Task instructions >> Set down the data below without change, skipping the pictures it holds.

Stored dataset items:
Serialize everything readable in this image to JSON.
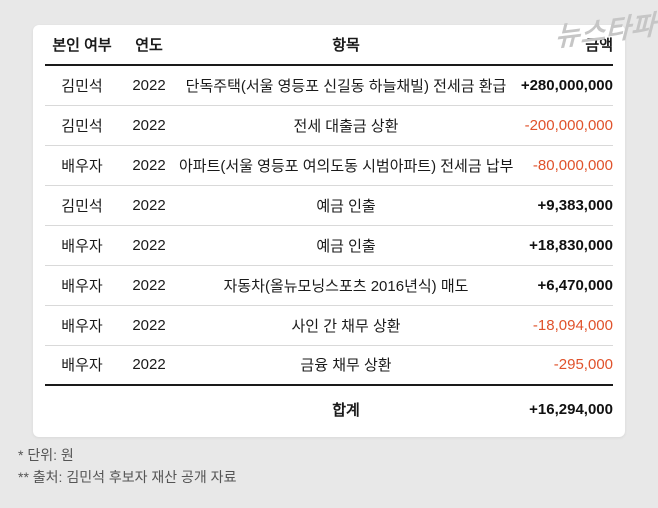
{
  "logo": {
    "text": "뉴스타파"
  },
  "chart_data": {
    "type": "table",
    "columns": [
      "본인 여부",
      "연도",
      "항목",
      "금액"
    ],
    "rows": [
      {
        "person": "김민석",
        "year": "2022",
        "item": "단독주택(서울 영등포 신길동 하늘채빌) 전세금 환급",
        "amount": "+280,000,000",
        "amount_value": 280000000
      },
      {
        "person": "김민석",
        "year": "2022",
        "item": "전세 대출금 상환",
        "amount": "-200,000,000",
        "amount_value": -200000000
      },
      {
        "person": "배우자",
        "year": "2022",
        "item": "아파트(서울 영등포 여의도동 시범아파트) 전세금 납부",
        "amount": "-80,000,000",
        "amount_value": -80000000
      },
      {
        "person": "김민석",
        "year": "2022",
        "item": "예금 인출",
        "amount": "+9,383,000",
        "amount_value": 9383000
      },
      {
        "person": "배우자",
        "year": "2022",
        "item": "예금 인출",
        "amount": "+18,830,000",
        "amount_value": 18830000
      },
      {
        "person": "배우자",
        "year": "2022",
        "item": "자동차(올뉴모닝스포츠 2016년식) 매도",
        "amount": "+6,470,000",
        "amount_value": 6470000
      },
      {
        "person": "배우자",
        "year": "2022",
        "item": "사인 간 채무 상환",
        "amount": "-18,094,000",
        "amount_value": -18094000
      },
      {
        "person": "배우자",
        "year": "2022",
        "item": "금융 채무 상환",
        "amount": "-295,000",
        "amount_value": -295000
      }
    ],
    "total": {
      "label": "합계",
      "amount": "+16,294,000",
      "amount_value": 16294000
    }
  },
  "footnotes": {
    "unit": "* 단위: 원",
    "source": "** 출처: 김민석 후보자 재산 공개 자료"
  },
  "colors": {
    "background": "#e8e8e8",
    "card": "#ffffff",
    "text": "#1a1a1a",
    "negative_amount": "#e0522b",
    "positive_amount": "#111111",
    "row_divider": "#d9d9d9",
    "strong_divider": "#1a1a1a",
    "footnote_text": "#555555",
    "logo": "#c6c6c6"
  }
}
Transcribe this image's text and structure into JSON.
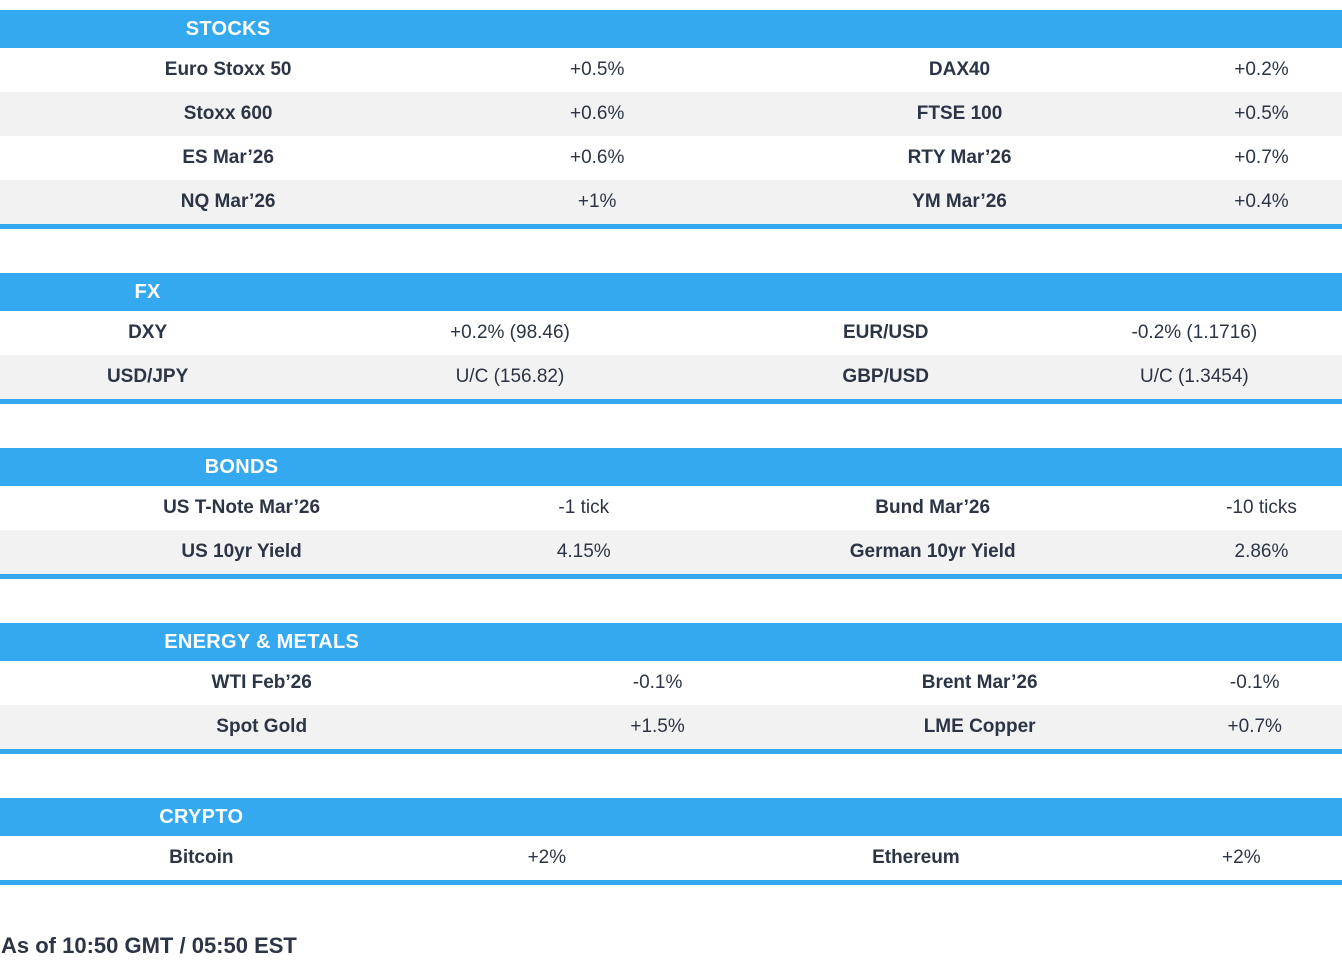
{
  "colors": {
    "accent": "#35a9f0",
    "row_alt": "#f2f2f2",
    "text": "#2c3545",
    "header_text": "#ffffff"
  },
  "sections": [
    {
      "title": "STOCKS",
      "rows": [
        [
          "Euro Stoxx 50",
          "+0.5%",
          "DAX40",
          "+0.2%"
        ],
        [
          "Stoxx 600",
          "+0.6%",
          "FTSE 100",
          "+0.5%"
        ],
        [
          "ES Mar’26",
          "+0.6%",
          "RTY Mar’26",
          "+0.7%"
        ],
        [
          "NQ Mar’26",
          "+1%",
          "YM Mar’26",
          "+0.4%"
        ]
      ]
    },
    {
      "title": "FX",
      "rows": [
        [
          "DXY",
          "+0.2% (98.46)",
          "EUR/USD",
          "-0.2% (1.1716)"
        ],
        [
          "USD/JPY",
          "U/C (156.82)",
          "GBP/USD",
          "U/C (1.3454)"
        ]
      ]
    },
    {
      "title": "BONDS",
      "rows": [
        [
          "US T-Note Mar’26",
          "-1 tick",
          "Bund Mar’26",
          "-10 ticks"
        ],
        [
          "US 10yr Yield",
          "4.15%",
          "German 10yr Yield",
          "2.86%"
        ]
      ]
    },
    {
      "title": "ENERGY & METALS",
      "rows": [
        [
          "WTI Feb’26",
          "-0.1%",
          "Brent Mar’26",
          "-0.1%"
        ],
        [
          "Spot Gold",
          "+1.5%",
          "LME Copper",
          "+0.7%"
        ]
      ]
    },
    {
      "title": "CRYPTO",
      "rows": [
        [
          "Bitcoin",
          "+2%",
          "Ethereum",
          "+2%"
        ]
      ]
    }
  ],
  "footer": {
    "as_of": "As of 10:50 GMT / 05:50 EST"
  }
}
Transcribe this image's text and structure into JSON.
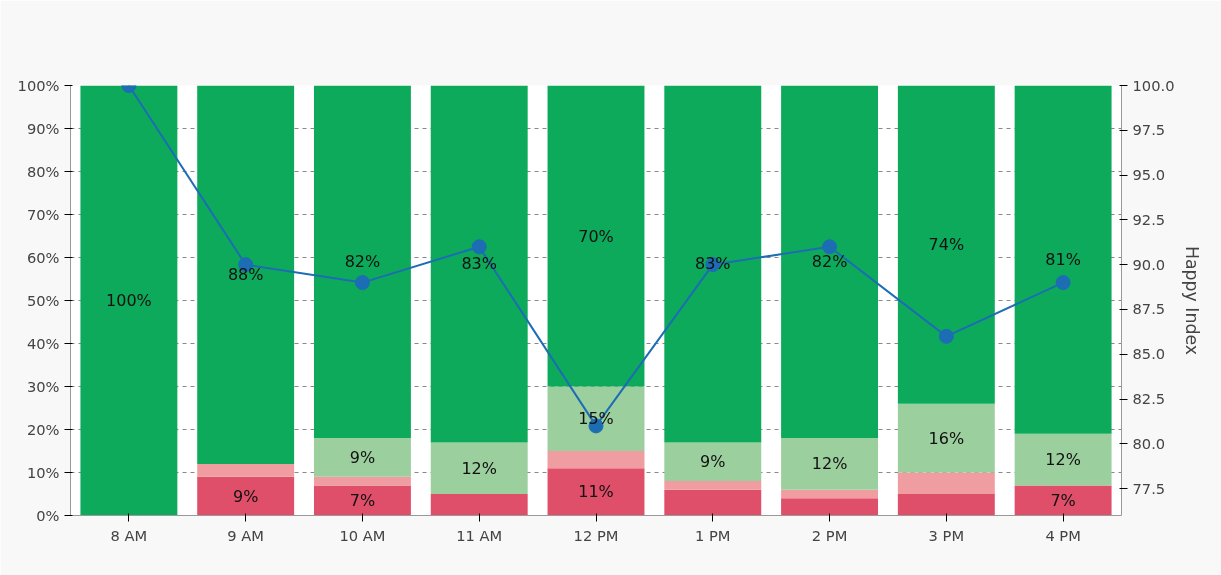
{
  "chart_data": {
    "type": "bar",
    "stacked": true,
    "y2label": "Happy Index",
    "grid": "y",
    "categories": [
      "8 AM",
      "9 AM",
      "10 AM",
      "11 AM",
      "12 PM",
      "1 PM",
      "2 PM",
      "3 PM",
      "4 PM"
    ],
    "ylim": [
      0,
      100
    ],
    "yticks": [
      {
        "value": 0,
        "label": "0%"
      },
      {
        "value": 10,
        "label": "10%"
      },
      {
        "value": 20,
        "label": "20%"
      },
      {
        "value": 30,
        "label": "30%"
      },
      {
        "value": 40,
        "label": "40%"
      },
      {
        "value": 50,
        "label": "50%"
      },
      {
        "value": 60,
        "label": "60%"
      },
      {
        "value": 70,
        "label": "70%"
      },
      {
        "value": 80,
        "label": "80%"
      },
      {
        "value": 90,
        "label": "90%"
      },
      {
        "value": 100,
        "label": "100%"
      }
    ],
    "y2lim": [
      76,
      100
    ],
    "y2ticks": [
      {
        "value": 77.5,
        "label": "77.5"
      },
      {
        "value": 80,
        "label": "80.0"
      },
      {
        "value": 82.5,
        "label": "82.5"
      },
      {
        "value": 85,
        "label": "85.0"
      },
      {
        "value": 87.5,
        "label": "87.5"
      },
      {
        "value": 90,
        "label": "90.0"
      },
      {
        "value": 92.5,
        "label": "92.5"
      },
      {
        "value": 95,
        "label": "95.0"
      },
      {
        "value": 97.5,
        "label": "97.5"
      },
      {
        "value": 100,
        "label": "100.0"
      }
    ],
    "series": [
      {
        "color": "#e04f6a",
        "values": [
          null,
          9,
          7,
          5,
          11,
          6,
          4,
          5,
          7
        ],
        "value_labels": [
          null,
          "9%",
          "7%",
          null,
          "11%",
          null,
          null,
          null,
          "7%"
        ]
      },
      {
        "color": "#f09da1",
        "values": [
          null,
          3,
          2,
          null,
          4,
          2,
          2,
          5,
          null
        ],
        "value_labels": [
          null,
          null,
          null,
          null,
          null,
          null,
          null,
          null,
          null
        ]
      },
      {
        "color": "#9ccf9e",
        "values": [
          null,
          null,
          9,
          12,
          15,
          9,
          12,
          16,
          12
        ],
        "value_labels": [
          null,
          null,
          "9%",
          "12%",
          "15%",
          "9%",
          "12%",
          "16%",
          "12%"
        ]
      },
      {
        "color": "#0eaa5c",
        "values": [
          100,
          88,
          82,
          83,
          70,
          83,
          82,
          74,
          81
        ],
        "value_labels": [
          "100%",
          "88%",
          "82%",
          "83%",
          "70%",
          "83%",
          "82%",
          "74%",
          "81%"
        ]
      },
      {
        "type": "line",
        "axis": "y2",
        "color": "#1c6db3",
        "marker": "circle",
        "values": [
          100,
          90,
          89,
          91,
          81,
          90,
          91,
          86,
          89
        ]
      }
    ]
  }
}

Solution to this problem >>
Serialize everything readable in this image to JSON.
{
  "logo": {
    "text": "뉴스타파"
  },
  "chart_data": {
    "type": "table",
    "columns": [
      "본인 여부",
      "연도",
      "항목",
      "금액"
    ],
    "rows": [
      {
        "person": "김민석",
        "year": "2022",
        "item": "단독주택(서울 영등포 신길동 하늘채빌) 전세금 환급",
        "amount": "+280,000,000",
        "amount_value": 280000000
      },
      {
        "person": "김민석",
        "year": "2022",
        "item": "전세 대출금 상환",
        "amount": "-200,000,000",
        "amount_value": -200000000
      },
      {
        "person": "배우자",
        "year": "2022",
        "item": "아파트(서울 영등포 여의도동 시범아파트) 전세금 납부",
        "amount": "-80,000,000",
        "amount_value": -80000000
      },
      {
        "person": "김민석",
        "year": "2022",
        "item": "예금 인출",
        "amount": "+9,383,000",
        "amount_value": 9383000
      },
      {
        "person": "배우자",
        "year": "2022",
        "item": "예금 인출",
        "amount": "+18,830,000",
        "amount_value": 18830000
      },
      {
        "person": "배우자",
        "year": "2022",
        "item": "자동차(올뉴모닝스포츠 2016년식) 매도",
        "amount": "+6,470,000",
        "amount_value": 6470000
      },
      {
        "person": "배우자",
        "year": "2022",
        "item": "사인 간 채무 상환",
        "amount": "-18,094,000",
        "amount_value": -18094000
      },
      {
        "person": "배우자",
        "year": "2022",
        "item": "금융 채무 상환",
        "amount": "-295,000",
        "amount_value": -295000
      }
    ],
    "total": {
      "label": "합계",
      "amount": "+16,294,000",
      "amount_value": 16294000
    }
  },
  "footnotes": {
    "unit": "* 단위: 원",
    "source": "** 출처: 김민석 후보자 재산 공개 자료"
  },
  "colors": {
    "background": "#e8e8e8",
    "card": "#ffffff",
    "text": "#1a1a1a",
    "negative_amount": "#e0522b",
    "positive_amount": "#111111",
    "row_divider": "#d9d9d9",
    "strong_divider": "#1a1a1a",
    "footnote_text": "#555555",
    "logo": "#c6c6c6"
  }
}
Transcribe this image's text and structure into JSON.
{
  "colors": {
    "accent": "#35a9f0",
    "row_alt": "#f2f2f2",
    "text": "#2c3545",
    "header_text": "#ffffff"
  },
  "sections": [
    {
      "title": "STOCKS",
      "rows": [
        [
          "Euro Stoxx 50",
          "+0.5%",
          "DAX40",
          "+0.2%"
        ],
        [
          "Stoxx 600",
          "+0.6%",
          "FTSE 100",
          "+0.5%"
        ],
        [
          "ES Mar’26",
          "+0.6%",
          "RTY Mar’26",
          "+0.7%"
        ],
        [
          "NQ Mar’26",
          "+1%",
          "YM Mar’26",
          "+0.4%"
        ]
      ]
    },
    {
      "title": "FX",
      "rows": [
        [
          "DXY",
          "+0.2% (98.46)",
          "EUR/USD",
          "-0.2% (1.1716)"
        ],
        [
          "USD/JPY",
          "U/C (156.82)",
          "GBP/USD",
          "U/C (1.3454)"
        ]
      ]
    },
    {
      "title": "BONDS",
      "rows": [
        [
          "US T-Note Mar’26",
          "-1 tick",
          "Bund Mar’26",
          "-10 ticks"
        ],
        [
          "US 10yr Yield",
          "4.15%",
          "German 10yr Yield",
          "2.86%"
        ]
      ]
    },
    {
      "title": "ENERGY & METALS",
      "rows": [
        [
          "WTI Feb’26",
          "-0.1%",
          "Brent Mar’26",
          "-0.1%"
        ],
        [
          "Spot Gold",
          "+1.5%",
          "LME Copper",
          "+0.7%"
        ]
      ]
    },
    {
      "title": "CRYPTO",
      "rows": [
        [
          "Bitcoin",
          "+2%",
          "Ethereum",
          "+2%"
        ]
      ]
    }
  ],
  "footer": {
    "as_of": "As of 10:50 GMT / 05:50 EST"
  }
}
Transcribe this image's text and structure into JSON.
{
  "chart_data": {
    "type": "bar",
    "stacked": true,
    "y2label": "Happy Index",
    "grid": "y",
    "categories": [
      "8 AM",
      "9 AM",
      "10 AM",
      "11 AM",
      "12 PM",
      "1 PM",
      "2 PM",
      "3 PM",
      "4 PM"
    ],
    "ylim": [
      0,
      100
    ],
    "yticks": [
      {
        "value": 0,
        "label": "0%"
      },
      {
        "value": 10,
        "label": "10%"
      },
      {
        "value": 20,
        "label": "20%"
      },
      {
        "value": 30,
        "label": "30%"
      },
      {
        "value": 40,
        "label": "40%"
      },
      {
        "value": 50,
        "label": "50%"
      },
      {
        "value": 60,
        "label": "60%"
      },
      {
        "value": 70,
        "label": "70%"
      },
      {
        "value": 80,
        "label": "80%"
      },
      {
        "value": 90,
        "label": "90%"
      },
      {
        "value": 100,
        "label": "100%"
      }
    ],
    "y2lim": [
      76,
      100
    ],
    "y2ticks": [
      {
        "value": 77.5,
        "label": "77.5"
      },
      {
        "value": 80,
        "label": "80.0"
      },
      {
        "value": 82.5,
        "label": "82.5"
      },
      {
        "value": 85,
        "label": "85.0"
      },
      {
        "value": 87.5,
        "label": "87.5"
      },
      {
        "value": 90,
        "label": "90.0"
      },
      {
        "value": 92.5,
        "label": "92.5"
      },
      {
        "value": 95,
        "label": "95.0"
      },
      {
        "value": 97.5,
        "label": "97.5"
      },
      {
        "value": 100,
        "label": "100.0"
      }
    ],
    "series": [
      {
        "color": "#e04f6a",
        "values": [
          null,
          9,
          7,
          5,
          11,
          6,
          4,
          5,
          7
        ],
        "value_labels": [
          null,
          "9%",
          "7%",
          null,
          "11%",
          null,
          null,
          null,
          "7%"
        ]
      },
      {
        "color": "#f09da1",
        "values": [
          null,
          3,
          2,
          null,
          4,
          2,
          2,
          5,
          null
        ],
        "value_labels": [
          null,
          null,
          null,
          null,
          null,
          null,
          null,
          null,
          null
        ]
      },
      {
        "color": "#9ccf9e",
        "values": [
          null,
          null,
          9,
          12,
          15,
          9,
          12,
          16,
          12
        ],
        "value_labels": [
          null,
          null,
          "9%",
          "12%",
          "15%",
          "9%",
          "12%",
          "16%",
          "12%"
        ]
      },
      {
        "color": "#0eaa5c",
        "values": [
          100,
          88,
          82,
          83,
          70,
          83,
          82,
          74,
          81
        ],
        "value_labels": [
          "100%",
          "88%",
          "82%",
          "83%",
          "70%",
          "83%",
          "82%",
          "74%",
          "81%"
        ]
      },
      {
        "type": "line",
        "axis": "y2",
        "color": "#1c6db3",
        "marker": "circle",
        "values": [
          100,
          90,
          89,
          91,
          81,
          90,
          91,
          86,
          89
        ]
      }
    ]
  }
}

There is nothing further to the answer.